§ **PROBLEM**:
Locate and copy each line in the data that contains the word "婴幼儿及其照护者".

§ **SUPPLIED MATERIAL**:
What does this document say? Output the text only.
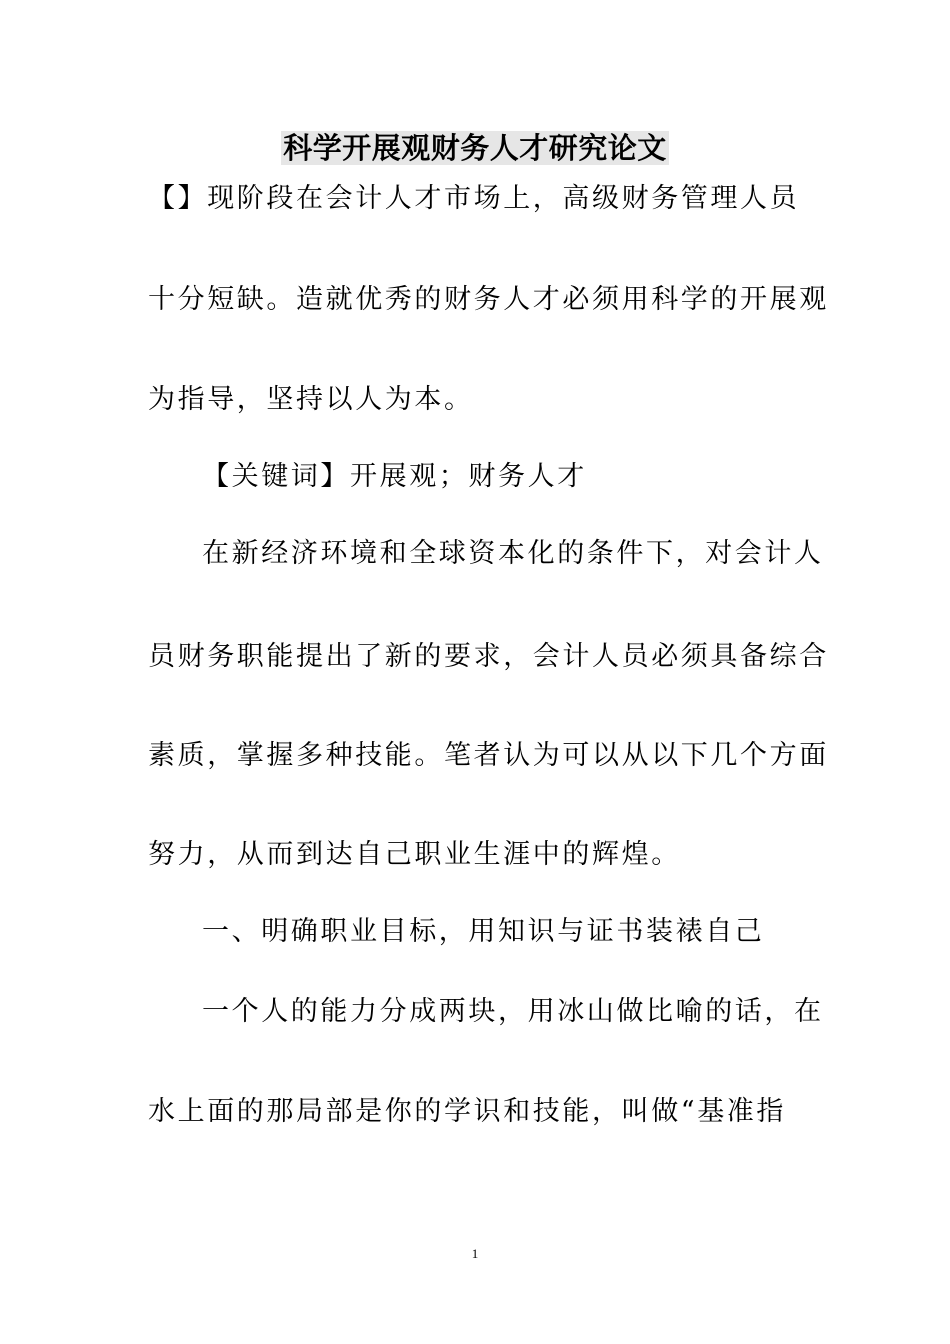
科学开展观财务人才研究论文
【】现阶段在会计人才市场上，高级财务管理人员
十分短缺。造就优秀的财务人才必须用科学的开展观
为指导，坚持以人为本。
【关键词】开展观；财务人才
在新经济环境和全球资本化的条件下，对会计人
员财务职能提出了新的要求，会计人员必须具备综合
素质，掌握多种技能。笔者认为可以从以下几个方面
努力，从而到达自己职业生涯中的辉煌。
一、明确职业目标，用知识与证书装裱自己
一个人的能力分成两块，用冰山做比喻的话，在
水上面的那局部是你的学识和技能，叫做“基准指
1
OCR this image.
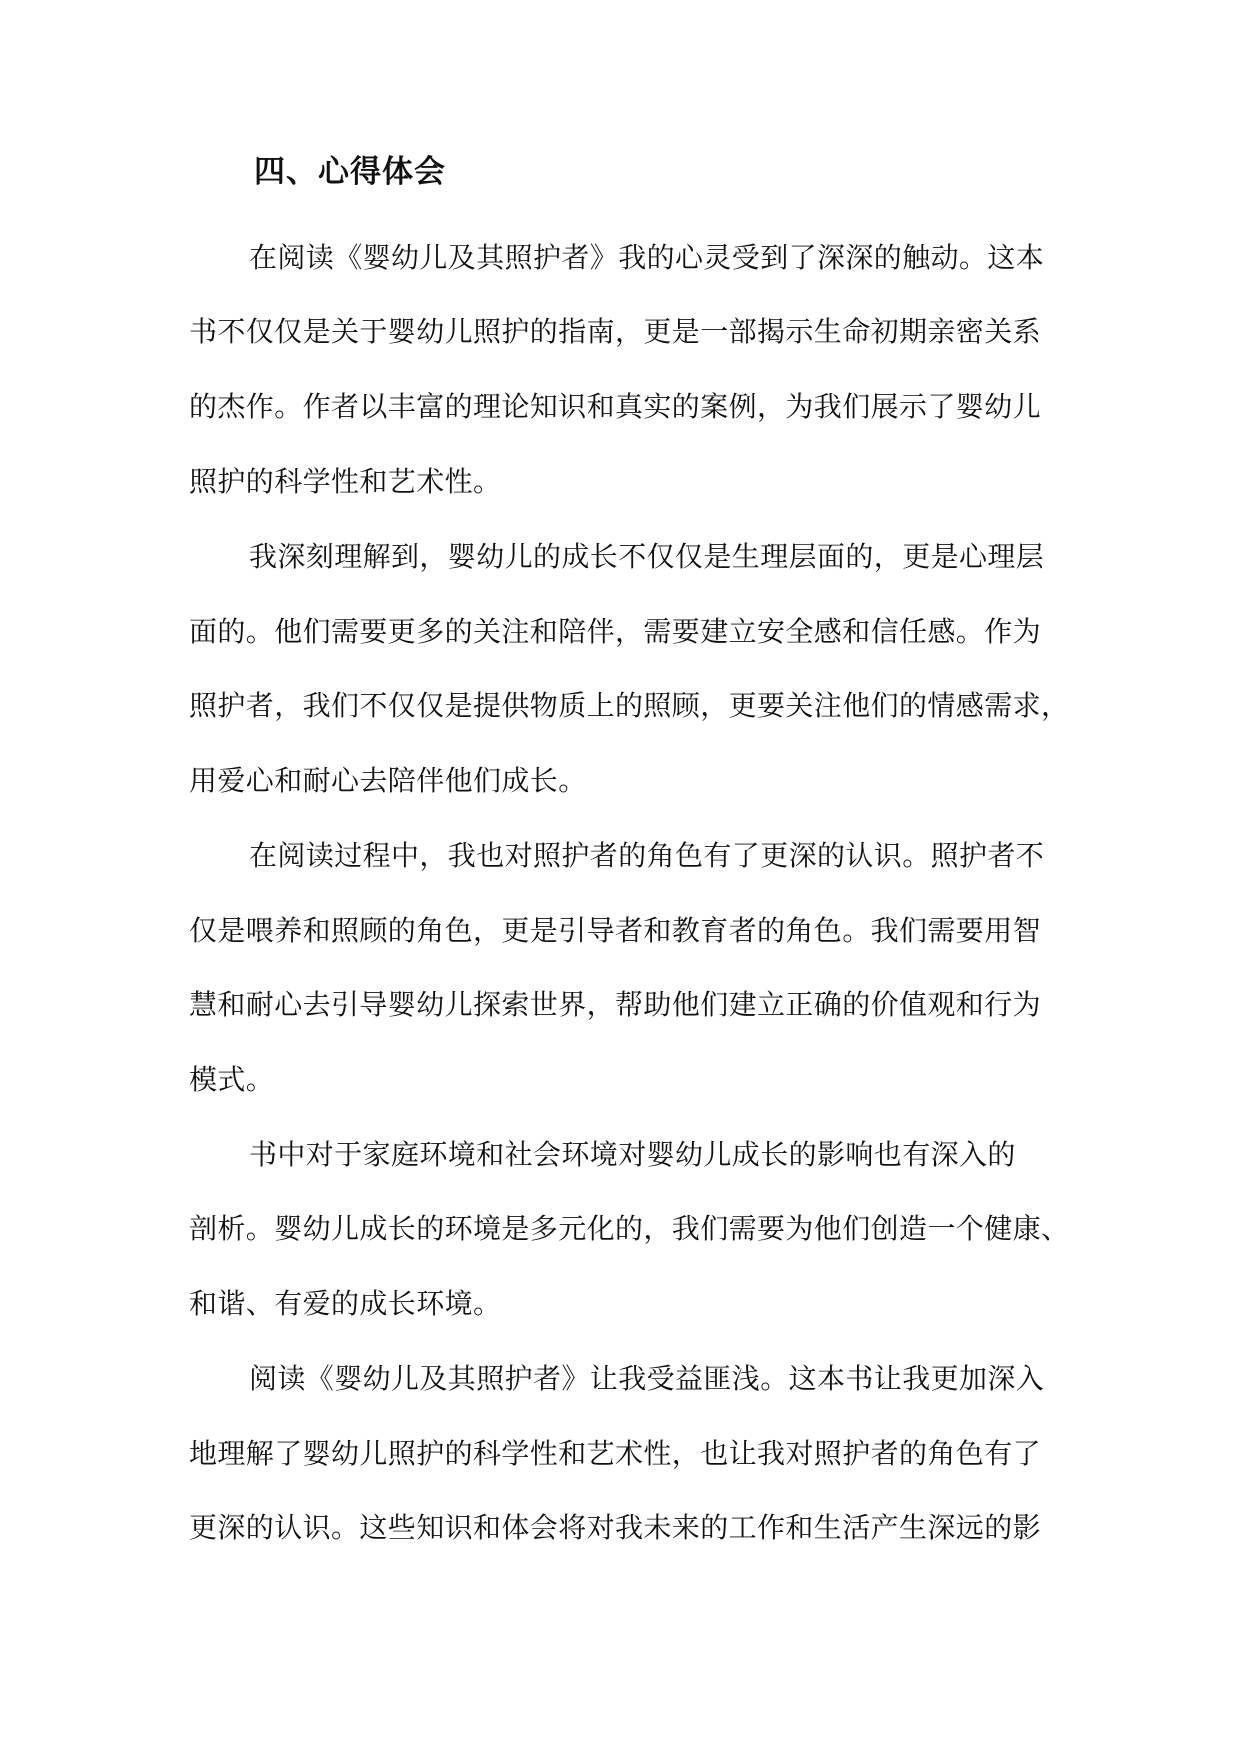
四、心得体会
在阅读《婴幼儿及其照护者》我的心灵受到了深深的触动。这本
书不仅仅是关于婴幼儿照护的指南，更是一部揭示生命初期亲密关系
的杰作。作者以丰富的理论知识和真实的案例，为我们展示了婴幼儿
照护的科学性和艺术性。
我深刻理解到，婴幼儿的成长不仅仅是生理层面的，更是心理层
面的。他们需要更多的关注和陪伴，需要建立安全感和信任感。作为
照护者，我们不仅仅是提供物质上的照顾，更要关注他们的情感需求，
用爱心和耐心去陪伴他们成长。
在阅读过程中，我也对照护者的角色有了更深的认识。照护者不
仅是喂养和照顾的角色，更是引导者和教育者的角色。我们需要用智
慧和耐心去引导婴幼儿探索世界，帮助他们建立正确的价值观和行为
模式。
书中对于家庭环境和社会环境对婴幼儿成长的影响也有深入的
剖析。婴幼儿成长的环境是多元化的，我们需要为他们创造一个健康、
和谐、有爱的成长环境。
阅读《婴幼儿及其照护者》让我受益匪浅。这本书让我更加深入
地理解了婴幼儿照护的科学性和艺术性，也让我对照护者的角色有了
更深的认识。这些知识和体会将对我未来的工作和生活产生深远的影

§ **THE SOLUTION**:
在阅读《婴幼儿及其照护者》我的心灵受到了深深的触动。这本
阅读《婴幼儿及其照护者》让我受益匪浅。这本书让我更加深入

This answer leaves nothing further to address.